[Passage given start]
- Theatrical release poster
- Directed by: Vikram K. Kumar
- Screenplay by: Vikram K. Kumar
- Dialogues by: Vikram K. Kumar (Tamil) Abhinav Kashyap (Hindi)
- Story by: Vikram K. Kumar
- Produced by: Rajesh Sawhney
- Starring: R. Madhavan; Neetu Chandra; Sachin Khedekar; Deepak Dobriyal; Murali Sharma; Ravi Babu;
- Cinematography: P. C. Sreeram
- Edited by: Sreekar Prasad
- Music by: Songs: Shankar–Ehsaan–Loy Background Score: Tubby–Parik
- Production company: Wide Angle Creations
- Distributed by: BIG Pictures
- Release date: 6 March 2009;
- Running time: 142 minutes (Hindi version) 144 minutes (Tamil version)
- Country: India
- Languages: Hindi Tamil
- Budget: ₹12 crore
- Box office: ₹23 crore

= 13B (film) =

2009 Tamil language film

13B: Fear Has a New Address is a 2009 Indian horror thriller film written and directed by Vikram Kumar. The film stars R. Madhavan and Neetu Chandra. Produced by Suresh Balaje and George Pius, the film was simultaneously shot in Hindi and Tamil with the latter version titled Yavarum Nalam with a slightly different cast. The Tamil version was also later dubbed into Telugu as 13-Padamoodu, featuring a few scenes reshot with Ravi Babu.

The film's soundtrack was composed by Shankar–Ehsaan–Loy, while Tubby-Parik provided the background score. Released on 6 March 2009, the film received mixed reviews but was commercially successful, and has since gained a cult following. Rediff placed the Tamil version of the film in its list of top films of 2009, while the American entertainment publication Collider considered it an original and one of the greatest Indian horror films of all time, praising its mixing elements of J-horror with a unique storyline.

A TV series with a similar theme called Dhootha written and directed by Vikram Kumar was released in 2023. Some have speculated that 13B and Dhootha exist in the same universe, while others have said that Dhootha is a standalone sequel to 13B.

== Plot ==
Manohar (nicknamed Manu) moves into a new apartment, numbered 13B, which is Apartment B on the 13th floor, with his family which consists of his mother, younger sister Divya, wife Priya, older brother Manoj, sister in law, nephew and niece. Strange incidents start happening in the house - milk curdling/spoiling every single day, only Manu’s face looking scarily blurry and twisted in the photos clicked on his phone camera, the family not being able to set up their Pooja room despite multiple attempts to do so - all of which are regarded as highly inauspicious. The lift in the building works for everyone in the building except Manu, which bothers him. A blind neighbour’s service dog refuses to enter Manu’s house and he tells Manu that his dog sounded very scared of Manu’s house.
[Passage given end]
[Given records start]
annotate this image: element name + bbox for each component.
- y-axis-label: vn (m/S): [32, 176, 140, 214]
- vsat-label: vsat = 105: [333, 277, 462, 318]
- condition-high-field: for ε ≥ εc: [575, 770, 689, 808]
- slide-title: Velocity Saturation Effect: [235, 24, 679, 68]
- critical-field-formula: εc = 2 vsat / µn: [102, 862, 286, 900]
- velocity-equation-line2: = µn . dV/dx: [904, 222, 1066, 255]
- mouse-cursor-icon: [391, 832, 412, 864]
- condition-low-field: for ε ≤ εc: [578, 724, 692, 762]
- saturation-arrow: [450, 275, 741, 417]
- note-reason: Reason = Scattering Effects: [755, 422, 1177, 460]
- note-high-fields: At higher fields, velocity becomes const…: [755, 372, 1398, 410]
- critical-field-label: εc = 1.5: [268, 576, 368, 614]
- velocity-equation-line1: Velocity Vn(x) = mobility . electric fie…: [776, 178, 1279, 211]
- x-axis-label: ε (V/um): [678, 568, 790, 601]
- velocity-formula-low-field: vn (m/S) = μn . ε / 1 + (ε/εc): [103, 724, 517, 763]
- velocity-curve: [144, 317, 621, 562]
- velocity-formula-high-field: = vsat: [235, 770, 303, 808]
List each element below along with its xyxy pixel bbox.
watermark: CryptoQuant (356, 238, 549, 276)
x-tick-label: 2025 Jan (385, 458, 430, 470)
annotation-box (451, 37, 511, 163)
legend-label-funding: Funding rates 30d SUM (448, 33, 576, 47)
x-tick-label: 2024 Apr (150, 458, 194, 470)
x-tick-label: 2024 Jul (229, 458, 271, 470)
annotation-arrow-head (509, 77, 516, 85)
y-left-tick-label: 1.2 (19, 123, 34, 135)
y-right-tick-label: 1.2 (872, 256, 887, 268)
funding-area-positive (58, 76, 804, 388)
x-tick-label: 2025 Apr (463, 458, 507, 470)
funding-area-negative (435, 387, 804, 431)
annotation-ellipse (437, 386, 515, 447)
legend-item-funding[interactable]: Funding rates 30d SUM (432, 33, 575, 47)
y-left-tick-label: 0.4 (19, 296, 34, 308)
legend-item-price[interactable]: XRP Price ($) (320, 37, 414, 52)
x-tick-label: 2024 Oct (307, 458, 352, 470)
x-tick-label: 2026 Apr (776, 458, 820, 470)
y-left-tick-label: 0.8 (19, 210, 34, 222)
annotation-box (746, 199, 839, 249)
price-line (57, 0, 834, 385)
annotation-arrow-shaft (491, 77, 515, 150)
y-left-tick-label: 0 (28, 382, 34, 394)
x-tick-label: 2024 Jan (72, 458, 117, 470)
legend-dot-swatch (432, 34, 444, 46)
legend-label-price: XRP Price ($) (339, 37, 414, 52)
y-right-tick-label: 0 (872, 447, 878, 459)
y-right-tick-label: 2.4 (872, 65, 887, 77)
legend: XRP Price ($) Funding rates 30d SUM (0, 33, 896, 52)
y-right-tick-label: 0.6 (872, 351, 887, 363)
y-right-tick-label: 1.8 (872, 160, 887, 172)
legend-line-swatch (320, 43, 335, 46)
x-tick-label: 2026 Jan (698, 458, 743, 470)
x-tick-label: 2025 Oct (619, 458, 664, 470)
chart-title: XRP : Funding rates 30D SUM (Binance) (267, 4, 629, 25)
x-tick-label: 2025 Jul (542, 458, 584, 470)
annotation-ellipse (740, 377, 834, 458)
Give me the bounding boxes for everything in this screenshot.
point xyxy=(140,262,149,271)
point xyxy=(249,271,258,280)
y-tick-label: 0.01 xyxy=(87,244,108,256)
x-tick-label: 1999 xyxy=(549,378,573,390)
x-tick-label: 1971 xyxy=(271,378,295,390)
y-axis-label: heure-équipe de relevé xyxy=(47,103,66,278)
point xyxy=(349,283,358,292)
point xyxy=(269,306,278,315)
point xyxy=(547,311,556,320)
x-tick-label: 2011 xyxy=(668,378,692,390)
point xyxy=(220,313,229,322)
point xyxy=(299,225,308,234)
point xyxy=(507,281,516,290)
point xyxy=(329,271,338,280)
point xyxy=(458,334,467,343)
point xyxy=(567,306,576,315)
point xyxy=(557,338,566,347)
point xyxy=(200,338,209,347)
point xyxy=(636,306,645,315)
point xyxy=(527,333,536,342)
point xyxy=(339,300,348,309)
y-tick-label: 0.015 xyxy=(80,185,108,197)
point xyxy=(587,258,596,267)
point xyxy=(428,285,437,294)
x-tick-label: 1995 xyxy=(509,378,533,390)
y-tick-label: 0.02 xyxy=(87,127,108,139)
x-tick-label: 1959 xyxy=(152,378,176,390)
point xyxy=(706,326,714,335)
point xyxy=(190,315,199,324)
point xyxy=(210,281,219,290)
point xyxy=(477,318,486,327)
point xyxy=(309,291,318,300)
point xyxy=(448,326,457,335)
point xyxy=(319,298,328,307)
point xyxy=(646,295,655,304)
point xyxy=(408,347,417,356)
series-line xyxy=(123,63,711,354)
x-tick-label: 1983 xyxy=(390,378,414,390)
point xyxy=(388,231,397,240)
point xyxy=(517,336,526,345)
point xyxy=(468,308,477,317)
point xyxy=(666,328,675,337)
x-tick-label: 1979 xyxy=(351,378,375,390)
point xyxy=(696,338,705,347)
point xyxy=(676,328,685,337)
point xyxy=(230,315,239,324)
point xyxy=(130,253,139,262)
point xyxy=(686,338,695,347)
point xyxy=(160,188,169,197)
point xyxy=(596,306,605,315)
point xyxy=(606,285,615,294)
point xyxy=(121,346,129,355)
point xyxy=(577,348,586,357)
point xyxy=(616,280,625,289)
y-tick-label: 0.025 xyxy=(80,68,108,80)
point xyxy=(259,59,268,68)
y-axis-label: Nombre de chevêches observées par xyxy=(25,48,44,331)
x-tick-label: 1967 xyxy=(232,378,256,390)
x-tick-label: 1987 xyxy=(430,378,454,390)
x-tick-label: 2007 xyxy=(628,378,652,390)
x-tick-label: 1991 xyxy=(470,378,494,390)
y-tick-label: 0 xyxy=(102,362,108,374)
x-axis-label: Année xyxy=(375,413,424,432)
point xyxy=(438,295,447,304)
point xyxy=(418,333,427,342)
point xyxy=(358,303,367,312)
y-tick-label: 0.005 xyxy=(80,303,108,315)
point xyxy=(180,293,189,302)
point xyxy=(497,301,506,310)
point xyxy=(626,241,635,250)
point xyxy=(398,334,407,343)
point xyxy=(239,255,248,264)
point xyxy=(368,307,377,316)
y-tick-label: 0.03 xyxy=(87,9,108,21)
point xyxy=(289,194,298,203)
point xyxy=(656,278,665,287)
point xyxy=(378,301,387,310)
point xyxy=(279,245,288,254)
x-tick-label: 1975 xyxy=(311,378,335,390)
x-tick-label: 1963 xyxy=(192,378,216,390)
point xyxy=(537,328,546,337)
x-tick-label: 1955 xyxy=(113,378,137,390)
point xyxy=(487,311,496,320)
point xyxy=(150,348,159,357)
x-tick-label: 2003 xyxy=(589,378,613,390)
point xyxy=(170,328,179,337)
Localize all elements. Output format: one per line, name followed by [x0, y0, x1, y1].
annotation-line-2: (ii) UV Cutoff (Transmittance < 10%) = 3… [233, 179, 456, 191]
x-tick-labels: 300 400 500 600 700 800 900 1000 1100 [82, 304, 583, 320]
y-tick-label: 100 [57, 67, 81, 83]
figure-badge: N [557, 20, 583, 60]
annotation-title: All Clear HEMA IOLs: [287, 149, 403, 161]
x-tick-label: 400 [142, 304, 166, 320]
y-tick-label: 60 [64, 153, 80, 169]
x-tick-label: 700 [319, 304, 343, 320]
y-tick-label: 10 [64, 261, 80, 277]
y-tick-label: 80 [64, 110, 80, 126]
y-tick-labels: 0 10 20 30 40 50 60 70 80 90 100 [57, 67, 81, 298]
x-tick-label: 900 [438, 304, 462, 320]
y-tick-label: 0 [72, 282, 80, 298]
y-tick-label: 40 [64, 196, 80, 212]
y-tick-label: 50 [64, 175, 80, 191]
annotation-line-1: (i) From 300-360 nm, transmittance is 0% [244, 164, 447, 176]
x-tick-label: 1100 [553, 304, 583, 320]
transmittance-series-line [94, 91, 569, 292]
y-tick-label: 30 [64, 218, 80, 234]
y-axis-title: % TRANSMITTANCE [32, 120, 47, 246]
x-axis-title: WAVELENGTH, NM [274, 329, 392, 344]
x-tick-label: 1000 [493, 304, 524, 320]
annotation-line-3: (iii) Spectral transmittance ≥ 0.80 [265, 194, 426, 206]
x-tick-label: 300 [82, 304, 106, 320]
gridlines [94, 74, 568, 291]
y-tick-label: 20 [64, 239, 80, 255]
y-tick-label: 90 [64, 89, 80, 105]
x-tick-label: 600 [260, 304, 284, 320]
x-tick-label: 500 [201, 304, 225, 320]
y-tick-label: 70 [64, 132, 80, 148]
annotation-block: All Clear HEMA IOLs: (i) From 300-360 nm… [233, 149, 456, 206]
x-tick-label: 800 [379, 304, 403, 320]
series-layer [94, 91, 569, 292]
[Given records end]
> [Exercises to complete]
**1.** List every performer named under "Starring" in the article on the film 13B.
**2.** Copy from the article on the film 13B everything from "The film's soundtrack" down to "sequel to 13B.".

> [Solved tasks]
**1.**
R. Madhavan
Neetu Chandra
Sachin Khedekar
Deepak Dobriyal
Murali Sharma
Ravi Babu

**2.**
The film's soundtrack was composed by Shankar–Ehsaan–Loy, while Tubby-Parik provided the background score. Released on 6 March 2009, the film received mixed reviews but was commercially successful, and has since gained a cult following. Rediff placed the Tamil version of the film in its list of top films of 2009, while the American entertainment publication Collider considered it an original and one of the greatest Indian horror films of all time, praising its mixing elements of J-horror with a unique storyline.

A TV series with a similar theme called Dhootha written and directed by Vikram Kumar was released in 2023. Some have speculated that 13B and Dhootha exist in the same universe, while others have said that Dhootha is a standalone sequel to 13B.